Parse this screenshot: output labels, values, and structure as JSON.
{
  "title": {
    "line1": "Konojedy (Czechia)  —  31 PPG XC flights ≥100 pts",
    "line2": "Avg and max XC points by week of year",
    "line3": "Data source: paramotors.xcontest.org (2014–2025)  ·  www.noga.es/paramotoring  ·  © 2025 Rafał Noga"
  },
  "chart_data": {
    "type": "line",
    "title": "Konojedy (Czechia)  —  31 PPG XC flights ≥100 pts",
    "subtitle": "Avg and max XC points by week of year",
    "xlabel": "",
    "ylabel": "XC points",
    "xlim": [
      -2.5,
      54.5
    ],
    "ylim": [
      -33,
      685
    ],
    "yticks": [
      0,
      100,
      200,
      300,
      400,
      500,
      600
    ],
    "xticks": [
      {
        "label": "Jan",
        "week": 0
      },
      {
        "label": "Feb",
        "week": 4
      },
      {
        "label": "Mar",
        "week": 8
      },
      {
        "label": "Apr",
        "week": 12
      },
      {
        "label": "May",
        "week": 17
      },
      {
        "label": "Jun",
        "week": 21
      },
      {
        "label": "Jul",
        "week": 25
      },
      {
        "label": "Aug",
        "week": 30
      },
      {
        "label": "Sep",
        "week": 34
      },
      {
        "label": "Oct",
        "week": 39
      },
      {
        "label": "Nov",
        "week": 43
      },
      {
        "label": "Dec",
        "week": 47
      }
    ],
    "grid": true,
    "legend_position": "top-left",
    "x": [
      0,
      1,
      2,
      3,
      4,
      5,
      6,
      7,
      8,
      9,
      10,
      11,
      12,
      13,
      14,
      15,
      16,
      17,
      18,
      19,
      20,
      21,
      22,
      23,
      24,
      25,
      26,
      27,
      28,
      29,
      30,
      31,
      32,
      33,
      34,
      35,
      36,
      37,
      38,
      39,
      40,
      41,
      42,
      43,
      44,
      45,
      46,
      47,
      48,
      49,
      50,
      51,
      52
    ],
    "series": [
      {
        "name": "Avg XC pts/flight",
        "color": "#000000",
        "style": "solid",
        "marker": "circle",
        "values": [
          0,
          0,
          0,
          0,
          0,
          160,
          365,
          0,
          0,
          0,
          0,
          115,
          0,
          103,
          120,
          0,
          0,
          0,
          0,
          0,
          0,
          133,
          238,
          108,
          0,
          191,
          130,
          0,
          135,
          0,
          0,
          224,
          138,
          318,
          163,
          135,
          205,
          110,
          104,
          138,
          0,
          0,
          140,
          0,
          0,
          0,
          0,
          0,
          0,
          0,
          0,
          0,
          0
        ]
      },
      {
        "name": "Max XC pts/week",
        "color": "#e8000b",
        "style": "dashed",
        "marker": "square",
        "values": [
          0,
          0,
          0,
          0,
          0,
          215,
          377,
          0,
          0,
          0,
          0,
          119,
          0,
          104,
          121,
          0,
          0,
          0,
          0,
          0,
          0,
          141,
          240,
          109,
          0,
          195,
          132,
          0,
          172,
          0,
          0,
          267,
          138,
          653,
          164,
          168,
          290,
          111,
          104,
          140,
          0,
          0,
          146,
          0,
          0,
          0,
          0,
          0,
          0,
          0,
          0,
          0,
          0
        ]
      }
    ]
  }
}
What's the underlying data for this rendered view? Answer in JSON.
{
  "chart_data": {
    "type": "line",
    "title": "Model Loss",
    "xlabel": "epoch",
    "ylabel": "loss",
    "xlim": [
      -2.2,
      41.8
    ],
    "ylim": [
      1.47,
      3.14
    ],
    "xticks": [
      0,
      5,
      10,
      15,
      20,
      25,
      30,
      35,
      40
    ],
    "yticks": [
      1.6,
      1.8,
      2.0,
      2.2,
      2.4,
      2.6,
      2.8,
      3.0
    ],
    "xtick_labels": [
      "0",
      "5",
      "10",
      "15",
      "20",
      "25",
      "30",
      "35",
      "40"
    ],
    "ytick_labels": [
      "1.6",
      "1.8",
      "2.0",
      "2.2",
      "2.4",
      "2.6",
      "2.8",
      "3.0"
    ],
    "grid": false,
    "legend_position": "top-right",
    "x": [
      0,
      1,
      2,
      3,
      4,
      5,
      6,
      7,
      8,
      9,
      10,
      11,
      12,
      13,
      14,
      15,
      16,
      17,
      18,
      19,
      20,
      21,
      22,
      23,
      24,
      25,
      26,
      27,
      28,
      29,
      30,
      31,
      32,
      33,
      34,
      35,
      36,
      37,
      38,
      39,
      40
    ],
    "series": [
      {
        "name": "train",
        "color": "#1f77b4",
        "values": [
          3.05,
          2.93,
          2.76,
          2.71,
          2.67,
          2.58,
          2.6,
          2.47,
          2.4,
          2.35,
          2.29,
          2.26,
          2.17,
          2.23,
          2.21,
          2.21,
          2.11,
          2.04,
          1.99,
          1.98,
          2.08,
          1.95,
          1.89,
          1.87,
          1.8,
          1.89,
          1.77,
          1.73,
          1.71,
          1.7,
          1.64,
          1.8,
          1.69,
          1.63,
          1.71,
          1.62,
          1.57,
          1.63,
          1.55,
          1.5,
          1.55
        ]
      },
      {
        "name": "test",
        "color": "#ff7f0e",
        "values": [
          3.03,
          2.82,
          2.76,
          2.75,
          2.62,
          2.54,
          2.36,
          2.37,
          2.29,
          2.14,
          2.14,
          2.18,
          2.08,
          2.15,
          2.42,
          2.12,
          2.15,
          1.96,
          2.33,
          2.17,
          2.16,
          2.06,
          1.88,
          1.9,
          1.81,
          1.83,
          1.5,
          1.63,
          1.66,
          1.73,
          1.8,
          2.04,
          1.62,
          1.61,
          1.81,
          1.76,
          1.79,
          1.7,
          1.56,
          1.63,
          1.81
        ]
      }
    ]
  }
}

Task goal – Find how many of the lines above have the word "name" in them. State only that number.

Solution to this exercise – 4